** Start **
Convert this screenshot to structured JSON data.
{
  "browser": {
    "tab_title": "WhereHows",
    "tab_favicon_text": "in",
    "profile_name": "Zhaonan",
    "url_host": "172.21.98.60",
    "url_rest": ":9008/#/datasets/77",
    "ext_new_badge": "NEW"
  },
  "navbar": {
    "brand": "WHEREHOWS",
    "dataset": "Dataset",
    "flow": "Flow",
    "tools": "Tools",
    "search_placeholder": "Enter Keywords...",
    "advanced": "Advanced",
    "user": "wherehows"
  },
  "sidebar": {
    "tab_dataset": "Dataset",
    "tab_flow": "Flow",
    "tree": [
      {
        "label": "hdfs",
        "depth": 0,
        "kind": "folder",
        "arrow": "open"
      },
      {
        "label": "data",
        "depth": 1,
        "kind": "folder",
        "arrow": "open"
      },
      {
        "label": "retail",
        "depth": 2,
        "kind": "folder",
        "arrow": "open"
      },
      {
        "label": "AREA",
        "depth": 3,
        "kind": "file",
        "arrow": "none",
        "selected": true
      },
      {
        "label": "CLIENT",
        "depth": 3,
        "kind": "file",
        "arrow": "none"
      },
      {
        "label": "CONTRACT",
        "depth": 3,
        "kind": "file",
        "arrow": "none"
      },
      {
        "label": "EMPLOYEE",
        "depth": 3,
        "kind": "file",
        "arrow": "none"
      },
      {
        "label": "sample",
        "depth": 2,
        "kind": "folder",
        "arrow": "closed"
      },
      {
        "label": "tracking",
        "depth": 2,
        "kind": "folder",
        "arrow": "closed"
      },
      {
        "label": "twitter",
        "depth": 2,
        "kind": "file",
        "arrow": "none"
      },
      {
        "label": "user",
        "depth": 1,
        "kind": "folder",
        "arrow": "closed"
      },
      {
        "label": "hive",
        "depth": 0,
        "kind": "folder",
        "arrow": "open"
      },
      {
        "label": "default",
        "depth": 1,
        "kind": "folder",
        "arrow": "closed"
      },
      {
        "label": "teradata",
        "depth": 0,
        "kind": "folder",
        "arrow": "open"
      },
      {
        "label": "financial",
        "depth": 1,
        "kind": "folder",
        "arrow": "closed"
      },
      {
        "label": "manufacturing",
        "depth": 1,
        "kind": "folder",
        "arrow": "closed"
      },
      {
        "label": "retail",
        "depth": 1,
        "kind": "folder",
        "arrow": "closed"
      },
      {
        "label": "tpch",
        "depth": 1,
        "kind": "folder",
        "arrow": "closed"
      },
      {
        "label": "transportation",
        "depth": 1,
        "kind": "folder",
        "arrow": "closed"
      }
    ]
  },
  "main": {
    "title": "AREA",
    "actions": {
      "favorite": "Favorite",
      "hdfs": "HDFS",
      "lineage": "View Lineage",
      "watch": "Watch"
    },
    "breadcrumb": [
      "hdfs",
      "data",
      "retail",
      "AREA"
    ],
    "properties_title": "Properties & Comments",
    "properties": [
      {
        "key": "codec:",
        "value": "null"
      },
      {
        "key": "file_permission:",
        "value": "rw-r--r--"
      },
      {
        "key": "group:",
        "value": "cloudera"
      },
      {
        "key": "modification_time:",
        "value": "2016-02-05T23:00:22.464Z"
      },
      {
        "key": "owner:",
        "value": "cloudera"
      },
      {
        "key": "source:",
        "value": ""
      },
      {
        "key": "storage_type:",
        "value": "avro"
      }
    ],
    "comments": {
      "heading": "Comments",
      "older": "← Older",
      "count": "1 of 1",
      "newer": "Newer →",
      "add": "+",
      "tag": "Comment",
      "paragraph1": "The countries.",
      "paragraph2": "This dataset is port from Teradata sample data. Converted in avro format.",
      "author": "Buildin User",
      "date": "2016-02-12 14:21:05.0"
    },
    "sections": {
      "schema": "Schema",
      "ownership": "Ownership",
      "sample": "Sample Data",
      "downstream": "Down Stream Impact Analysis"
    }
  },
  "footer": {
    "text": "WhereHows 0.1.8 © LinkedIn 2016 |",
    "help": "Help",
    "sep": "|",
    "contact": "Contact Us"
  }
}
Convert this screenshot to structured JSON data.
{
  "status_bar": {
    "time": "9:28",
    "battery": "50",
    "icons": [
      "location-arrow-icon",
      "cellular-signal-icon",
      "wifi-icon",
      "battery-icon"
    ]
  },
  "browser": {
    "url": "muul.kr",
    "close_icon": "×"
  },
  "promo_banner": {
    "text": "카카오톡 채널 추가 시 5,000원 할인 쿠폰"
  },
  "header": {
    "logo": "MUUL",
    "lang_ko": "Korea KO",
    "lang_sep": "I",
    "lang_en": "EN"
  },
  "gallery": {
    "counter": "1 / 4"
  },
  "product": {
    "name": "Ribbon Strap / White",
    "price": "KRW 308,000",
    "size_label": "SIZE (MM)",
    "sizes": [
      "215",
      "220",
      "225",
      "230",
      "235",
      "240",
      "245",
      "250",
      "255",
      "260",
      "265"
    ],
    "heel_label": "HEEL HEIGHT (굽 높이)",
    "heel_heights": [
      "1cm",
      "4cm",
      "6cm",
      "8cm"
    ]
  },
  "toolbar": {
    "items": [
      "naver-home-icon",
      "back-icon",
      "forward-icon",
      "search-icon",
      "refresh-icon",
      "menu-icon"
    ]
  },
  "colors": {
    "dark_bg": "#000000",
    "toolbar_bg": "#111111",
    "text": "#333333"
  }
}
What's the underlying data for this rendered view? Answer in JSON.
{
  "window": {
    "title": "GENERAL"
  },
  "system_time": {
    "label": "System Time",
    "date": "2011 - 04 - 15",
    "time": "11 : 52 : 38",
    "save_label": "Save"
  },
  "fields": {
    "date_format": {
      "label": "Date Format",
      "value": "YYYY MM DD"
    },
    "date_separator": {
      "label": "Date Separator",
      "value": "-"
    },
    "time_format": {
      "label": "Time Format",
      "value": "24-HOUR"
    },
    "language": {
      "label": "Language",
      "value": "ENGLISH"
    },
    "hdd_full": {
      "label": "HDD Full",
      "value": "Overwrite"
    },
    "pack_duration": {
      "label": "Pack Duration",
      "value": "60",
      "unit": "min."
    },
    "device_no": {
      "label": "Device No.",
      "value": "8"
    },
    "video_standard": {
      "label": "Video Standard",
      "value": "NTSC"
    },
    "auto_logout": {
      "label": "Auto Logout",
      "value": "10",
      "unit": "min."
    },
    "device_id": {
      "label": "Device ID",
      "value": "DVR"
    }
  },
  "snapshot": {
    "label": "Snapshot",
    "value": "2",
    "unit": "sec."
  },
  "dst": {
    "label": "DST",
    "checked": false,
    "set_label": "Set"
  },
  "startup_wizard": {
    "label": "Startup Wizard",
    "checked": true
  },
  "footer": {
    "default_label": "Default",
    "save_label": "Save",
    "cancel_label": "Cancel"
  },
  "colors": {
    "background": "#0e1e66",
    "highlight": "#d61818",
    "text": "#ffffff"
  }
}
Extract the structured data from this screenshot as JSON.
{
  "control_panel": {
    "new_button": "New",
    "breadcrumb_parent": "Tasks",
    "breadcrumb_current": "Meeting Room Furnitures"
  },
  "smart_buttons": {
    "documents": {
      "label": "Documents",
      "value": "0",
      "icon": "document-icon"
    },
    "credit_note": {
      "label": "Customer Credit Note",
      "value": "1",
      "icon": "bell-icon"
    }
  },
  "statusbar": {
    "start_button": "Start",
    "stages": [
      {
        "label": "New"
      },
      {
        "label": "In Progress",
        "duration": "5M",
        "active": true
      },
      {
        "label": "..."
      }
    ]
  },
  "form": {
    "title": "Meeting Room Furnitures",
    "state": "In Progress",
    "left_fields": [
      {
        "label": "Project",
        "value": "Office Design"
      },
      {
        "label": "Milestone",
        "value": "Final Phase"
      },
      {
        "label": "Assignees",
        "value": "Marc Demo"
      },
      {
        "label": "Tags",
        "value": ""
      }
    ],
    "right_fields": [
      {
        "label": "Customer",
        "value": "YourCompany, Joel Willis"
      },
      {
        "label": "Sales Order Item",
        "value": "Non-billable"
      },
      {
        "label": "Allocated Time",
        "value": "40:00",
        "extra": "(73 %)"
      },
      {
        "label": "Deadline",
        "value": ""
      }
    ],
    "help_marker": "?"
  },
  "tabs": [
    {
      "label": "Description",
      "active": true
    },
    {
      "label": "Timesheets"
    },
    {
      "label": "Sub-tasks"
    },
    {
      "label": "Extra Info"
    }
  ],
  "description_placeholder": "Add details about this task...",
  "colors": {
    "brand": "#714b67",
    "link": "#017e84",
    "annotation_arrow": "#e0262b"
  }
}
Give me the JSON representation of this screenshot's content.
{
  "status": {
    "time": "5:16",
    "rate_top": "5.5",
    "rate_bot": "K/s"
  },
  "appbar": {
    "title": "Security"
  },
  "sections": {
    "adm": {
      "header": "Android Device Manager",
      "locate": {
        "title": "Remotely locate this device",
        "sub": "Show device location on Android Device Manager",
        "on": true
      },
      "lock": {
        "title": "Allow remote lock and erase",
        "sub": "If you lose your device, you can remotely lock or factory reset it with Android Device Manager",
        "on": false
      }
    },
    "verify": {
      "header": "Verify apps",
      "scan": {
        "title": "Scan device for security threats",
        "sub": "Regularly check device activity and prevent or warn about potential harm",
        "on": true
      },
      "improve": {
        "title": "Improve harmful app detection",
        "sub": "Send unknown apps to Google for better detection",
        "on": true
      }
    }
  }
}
** End **
_SET PROBLEM_:
Collect each line above holding the string "Room".

_EXERCISE ANSWER_:
    "breadcrumb_current": "Meeting Room Furnitures"
    "title": "Meeting Room Furnitures",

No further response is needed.